[REQUIRED TASK]
Reproduce each line of the material precisely.

[DATASET ROWS]
========

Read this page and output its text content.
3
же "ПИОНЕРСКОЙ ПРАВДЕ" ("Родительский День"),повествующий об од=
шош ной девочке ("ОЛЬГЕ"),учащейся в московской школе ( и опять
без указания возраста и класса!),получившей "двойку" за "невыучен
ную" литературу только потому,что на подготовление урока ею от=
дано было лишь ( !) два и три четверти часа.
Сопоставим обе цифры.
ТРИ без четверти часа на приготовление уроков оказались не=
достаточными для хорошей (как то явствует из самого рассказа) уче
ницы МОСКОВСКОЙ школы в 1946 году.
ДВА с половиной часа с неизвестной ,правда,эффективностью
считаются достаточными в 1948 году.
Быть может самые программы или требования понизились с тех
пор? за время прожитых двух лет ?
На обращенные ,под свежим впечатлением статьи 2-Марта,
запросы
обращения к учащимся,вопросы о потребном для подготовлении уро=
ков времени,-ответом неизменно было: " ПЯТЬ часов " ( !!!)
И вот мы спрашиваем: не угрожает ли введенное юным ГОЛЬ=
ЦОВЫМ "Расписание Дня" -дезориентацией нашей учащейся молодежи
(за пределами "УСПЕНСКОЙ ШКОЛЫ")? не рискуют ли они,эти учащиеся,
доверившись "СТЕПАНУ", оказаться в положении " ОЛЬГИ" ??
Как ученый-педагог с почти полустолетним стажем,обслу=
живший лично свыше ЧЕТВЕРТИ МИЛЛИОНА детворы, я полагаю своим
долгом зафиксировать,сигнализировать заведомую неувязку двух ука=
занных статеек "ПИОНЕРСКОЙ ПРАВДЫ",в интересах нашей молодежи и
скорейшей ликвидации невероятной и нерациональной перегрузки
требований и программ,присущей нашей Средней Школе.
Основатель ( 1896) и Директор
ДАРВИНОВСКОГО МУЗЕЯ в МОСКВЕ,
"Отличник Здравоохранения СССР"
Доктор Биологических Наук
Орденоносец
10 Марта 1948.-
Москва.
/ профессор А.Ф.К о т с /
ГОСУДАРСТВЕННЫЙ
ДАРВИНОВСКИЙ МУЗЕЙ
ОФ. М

========

[EXERCISE ANSWER]
Read this page and output its text content.
3
же "ПИОНЕРСКОЙ ПРАВДЕ" ("Родительский День"),повествующий об од=
шош ной девочке ("ОЛЬГЕ"),учащейся в московской школе ( и опять
без указания возраста и класса!),получившей "двойку" за "невыучен
ную" литературу только потому,что на подготовление урока ею от=
дано было лишь ( !) два и три четверти часа.
Сопоставим обе цифры.
ТРИ без четверти часа на приготовление уроков оказались не=
достаточными для хорошей (как то явствует из самого рассказа) уче
ницы МОСКОВСКОЙ школы в 1946 году.
ДВА с половиной часа с неизвестной ,правда,эффективностью
считаются достаточными в 1948 году.
Быть может самые программы или требования понизились с тех
пор? за время прожитых двух лет ?
На обращенные ,под свежим впечатлением статьи 2-Марта,
запросы
обращения к учащимся,вопросы о потребном для подготовлении уро=
ков времени,-ответом неизменно было: " ПЯТЬ часов " ( !!!)
И вот мы спрашиваем: не угрожает ли введенное юным ГОЛЬ=
ЦОВЫМ "Расписание Дня" -дезориентацией нашей учащейся молодежи
(за пределами "УСПЕНСКОЙ ШКОЛЫ")? не рискуют ли они,эти учащиеся,
доверившись "СТЕПАНУ", оказаться в положении " ОЛЬГИ" ??
Как ученый-педагог с почти полустолетним стажем,обслу=
живший лично свыше ЧЕТВЕРТИ МИЛЛИОНА детворы, я полагаю своим
долгом зафиксировать,сигнализировать заведомую неувязку двух ука=
занных статеек "ПИОНЕРСКОЙ ПРАВДЫ",в интересах нашей молодежи и
скорейшей ликвидации невероятной и нерациональной перегрузки
требований и программ,присущей нашей Средней Школе.
Основатель ( 1896) и Директор
ДАРВИНОВСКОГО МУЗЕЯ в МОСКВЕ,
"Отличник Здравоохранения СССР"
Доктор Биологических Наук
Орденоносец
10 Марта 1948.-
Москва.
/ профессор А.Ф.К о т с /
ГОСУДАРСТВЕННЫЙ
ДАРВИНОВСКИЙ МУЗЕЙ
ОФ. М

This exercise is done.